[Dataset entries on figures]
★ ★ ★
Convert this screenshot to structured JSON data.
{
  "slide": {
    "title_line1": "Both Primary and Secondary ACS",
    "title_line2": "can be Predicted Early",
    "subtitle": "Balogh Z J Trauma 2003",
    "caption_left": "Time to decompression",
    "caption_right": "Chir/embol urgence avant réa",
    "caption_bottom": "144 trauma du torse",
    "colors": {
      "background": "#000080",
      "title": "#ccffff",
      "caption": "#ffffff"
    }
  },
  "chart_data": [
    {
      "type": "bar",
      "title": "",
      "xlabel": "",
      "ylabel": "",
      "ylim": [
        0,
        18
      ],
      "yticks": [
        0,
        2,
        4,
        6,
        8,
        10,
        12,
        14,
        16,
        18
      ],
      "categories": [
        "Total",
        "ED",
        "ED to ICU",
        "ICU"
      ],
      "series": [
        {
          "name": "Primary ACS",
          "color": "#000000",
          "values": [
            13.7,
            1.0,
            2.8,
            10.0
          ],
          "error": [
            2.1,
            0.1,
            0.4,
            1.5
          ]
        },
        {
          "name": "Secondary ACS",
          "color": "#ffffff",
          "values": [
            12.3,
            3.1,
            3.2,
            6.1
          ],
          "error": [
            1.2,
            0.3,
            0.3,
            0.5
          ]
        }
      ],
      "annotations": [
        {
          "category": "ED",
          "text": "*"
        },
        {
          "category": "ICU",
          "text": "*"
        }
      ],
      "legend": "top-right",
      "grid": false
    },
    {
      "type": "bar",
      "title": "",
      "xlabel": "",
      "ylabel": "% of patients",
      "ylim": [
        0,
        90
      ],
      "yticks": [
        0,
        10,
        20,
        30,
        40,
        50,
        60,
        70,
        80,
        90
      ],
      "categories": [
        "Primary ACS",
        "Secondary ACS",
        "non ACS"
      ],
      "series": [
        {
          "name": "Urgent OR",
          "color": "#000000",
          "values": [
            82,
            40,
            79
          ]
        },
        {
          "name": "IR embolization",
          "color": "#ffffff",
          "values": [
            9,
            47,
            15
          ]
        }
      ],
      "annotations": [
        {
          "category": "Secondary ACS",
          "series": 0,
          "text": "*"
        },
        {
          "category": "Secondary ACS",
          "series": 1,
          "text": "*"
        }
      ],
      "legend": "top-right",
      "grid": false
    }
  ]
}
★ ★ ★
→ TASK
Pull each line containing "category" from the records.

→ FINISHED EXERCISE
          "category": "ED",
          "category": "ICU",
          "category": "Secondary ACS",
          "category": "Secondary ACS",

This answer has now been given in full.